### Required task
Using the listing below, select the lines with the word "placeholder" and copy them.

### Rows
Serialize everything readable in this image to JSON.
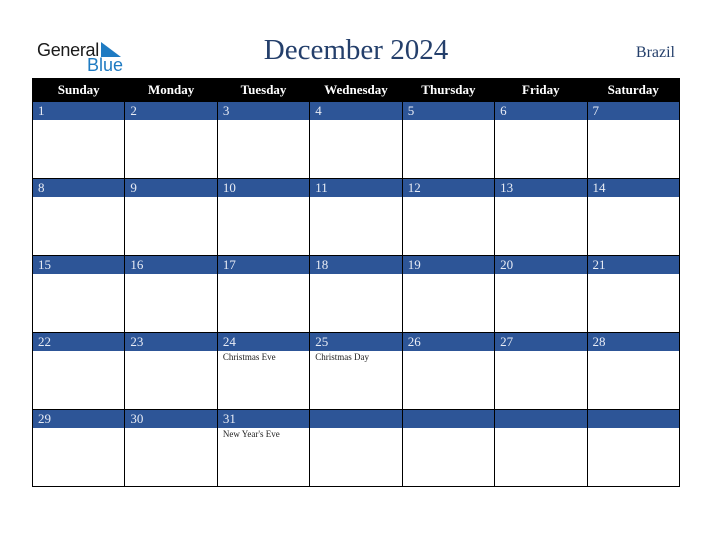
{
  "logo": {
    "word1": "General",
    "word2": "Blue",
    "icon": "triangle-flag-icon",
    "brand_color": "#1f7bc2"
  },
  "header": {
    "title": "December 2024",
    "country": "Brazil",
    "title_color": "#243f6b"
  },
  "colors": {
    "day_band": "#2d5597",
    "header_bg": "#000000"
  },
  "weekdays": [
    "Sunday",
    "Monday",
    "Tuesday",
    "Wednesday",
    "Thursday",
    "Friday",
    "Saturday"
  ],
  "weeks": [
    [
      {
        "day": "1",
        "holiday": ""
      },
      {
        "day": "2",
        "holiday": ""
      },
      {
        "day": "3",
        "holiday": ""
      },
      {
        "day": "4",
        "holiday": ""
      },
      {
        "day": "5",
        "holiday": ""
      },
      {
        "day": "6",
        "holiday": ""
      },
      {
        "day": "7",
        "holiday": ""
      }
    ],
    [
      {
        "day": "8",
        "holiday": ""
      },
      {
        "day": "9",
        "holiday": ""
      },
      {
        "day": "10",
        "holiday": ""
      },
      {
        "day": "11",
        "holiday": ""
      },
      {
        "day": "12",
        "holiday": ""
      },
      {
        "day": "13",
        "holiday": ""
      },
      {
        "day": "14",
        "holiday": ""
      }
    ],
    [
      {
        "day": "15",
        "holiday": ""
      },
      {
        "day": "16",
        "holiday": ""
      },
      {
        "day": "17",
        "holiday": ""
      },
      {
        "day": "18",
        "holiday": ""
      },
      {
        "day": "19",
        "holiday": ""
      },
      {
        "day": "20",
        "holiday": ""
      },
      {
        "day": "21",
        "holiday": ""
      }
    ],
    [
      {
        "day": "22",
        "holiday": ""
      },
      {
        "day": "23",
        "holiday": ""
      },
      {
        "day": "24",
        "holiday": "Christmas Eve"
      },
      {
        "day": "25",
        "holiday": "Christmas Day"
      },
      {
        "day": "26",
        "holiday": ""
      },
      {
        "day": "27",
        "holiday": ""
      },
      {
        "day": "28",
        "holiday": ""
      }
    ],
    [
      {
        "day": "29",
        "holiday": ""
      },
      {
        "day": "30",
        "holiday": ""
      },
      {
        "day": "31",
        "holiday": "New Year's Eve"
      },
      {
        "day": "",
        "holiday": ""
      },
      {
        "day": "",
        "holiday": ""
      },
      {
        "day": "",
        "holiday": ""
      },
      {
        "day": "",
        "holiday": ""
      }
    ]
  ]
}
==
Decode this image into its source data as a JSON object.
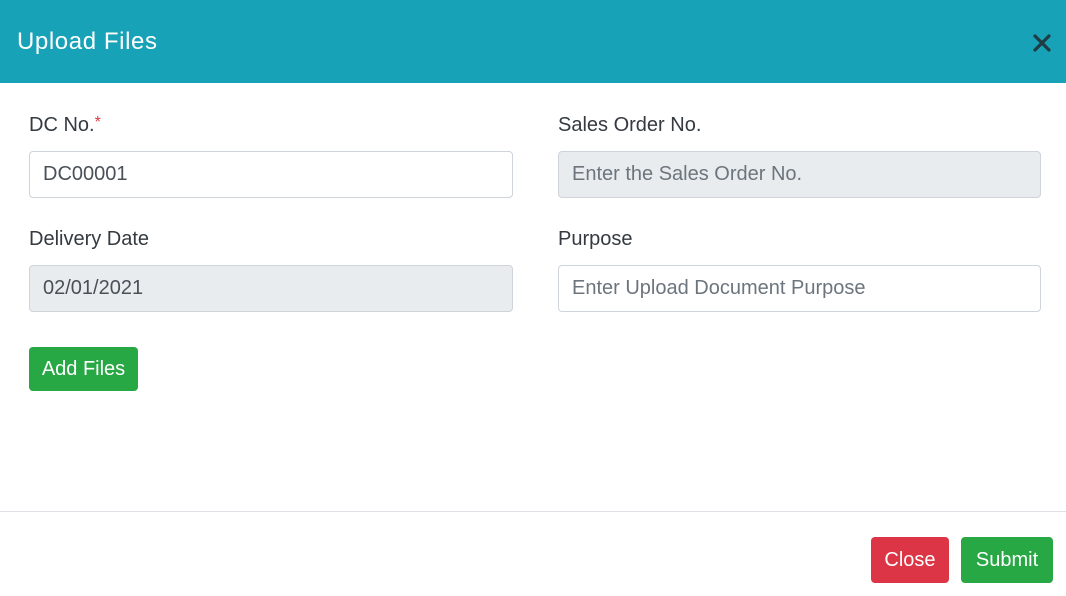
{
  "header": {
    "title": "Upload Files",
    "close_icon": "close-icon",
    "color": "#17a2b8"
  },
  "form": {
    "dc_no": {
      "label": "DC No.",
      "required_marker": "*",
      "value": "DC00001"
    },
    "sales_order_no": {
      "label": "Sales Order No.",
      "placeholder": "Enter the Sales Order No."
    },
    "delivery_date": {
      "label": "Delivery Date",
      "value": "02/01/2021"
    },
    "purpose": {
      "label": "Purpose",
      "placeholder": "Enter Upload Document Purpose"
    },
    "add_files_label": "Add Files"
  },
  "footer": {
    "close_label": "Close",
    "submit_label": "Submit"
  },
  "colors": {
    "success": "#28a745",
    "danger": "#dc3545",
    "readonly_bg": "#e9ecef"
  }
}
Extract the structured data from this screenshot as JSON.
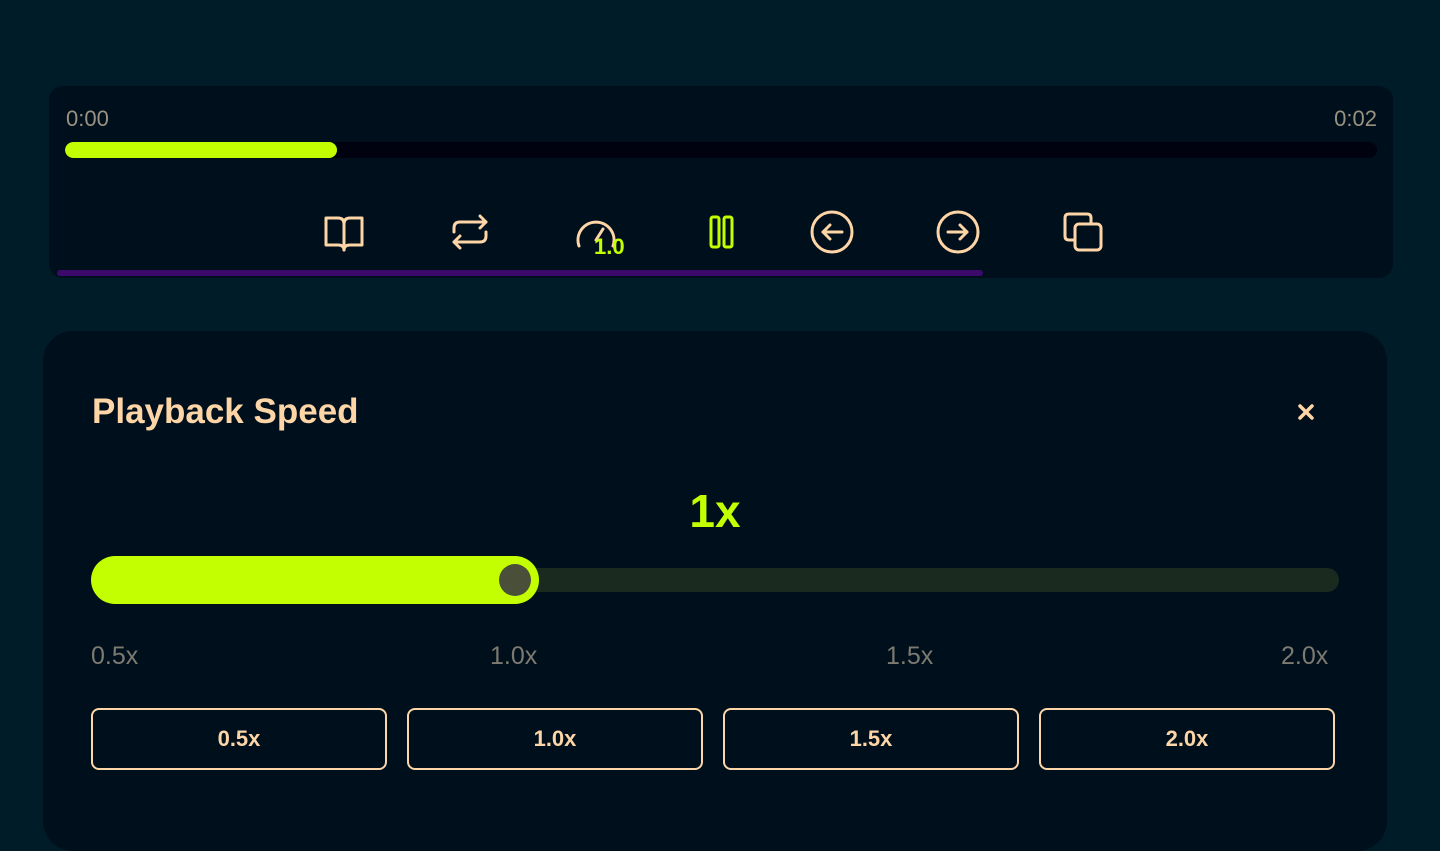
==
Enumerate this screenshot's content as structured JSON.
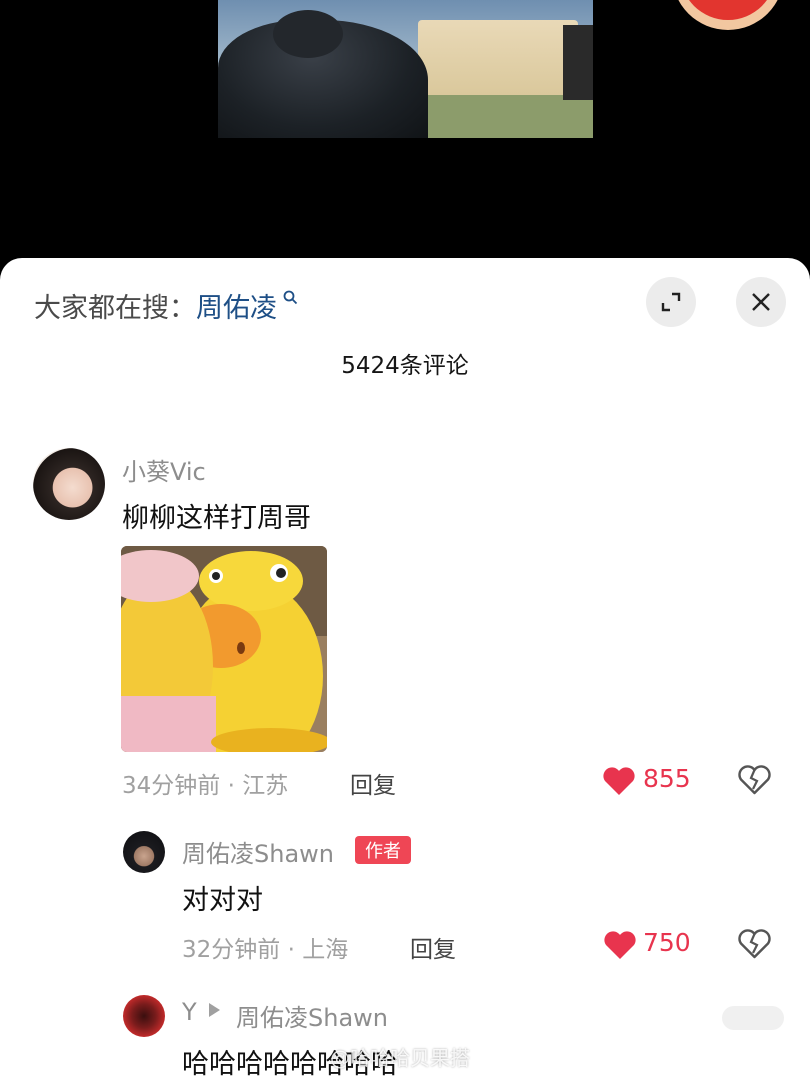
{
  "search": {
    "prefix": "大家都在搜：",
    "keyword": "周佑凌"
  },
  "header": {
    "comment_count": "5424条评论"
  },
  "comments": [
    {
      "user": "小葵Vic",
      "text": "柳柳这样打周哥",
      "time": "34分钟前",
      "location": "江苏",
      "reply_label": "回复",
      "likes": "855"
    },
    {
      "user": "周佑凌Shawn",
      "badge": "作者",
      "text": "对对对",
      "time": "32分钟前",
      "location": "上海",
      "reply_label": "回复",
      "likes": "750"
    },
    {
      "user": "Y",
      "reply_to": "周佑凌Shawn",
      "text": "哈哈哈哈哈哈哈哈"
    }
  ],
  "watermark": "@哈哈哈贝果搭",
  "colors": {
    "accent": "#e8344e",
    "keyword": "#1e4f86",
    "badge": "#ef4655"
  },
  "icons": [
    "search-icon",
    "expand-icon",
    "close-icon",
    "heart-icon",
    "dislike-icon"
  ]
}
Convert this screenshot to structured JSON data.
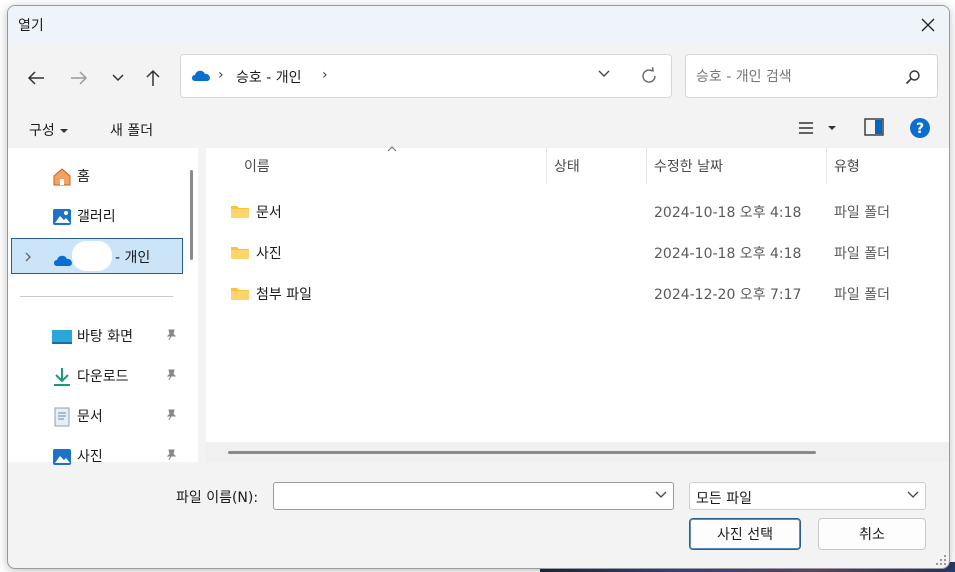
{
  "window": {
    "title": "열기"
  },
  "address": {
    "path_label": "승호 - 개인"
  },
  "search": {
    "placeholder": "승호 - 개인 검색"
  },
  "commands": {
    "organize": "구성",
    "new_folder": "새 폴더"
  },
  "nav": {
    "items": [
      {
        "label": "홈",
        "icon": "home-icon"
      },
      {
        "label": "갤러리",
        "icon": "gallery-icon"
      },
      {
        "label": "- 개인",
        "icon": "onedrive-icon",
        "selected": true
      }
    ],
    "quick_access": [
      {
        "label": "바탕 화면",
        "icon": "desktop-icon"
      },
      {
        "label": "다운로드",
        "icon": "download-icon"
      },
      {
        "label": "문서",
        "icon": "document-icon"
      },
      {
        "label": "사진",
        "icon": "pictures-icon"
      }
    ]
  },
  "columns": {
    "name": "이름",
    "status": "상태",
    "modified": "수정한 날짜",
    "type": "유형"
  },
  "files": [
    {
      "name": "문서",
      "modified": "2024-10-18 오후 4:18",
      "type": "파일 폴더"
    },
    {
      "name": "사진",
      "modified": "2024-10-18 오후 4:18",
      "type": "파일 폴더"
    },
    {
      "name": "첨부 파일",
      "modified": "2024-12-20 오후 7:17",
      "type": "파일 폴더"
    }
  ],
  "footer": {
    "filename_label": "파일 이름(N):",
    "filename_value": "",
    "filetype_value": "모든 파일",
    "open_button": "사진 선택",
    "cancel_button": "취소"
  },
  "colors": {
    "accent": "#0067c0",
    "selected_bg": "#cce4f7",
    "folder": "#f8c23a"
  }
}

### Result
      "placeholder": "Enter the Sales Order No."
      "placeholder": "Enter Upload Document Purpose"
    "placeholder": "승호 - 개인 검색"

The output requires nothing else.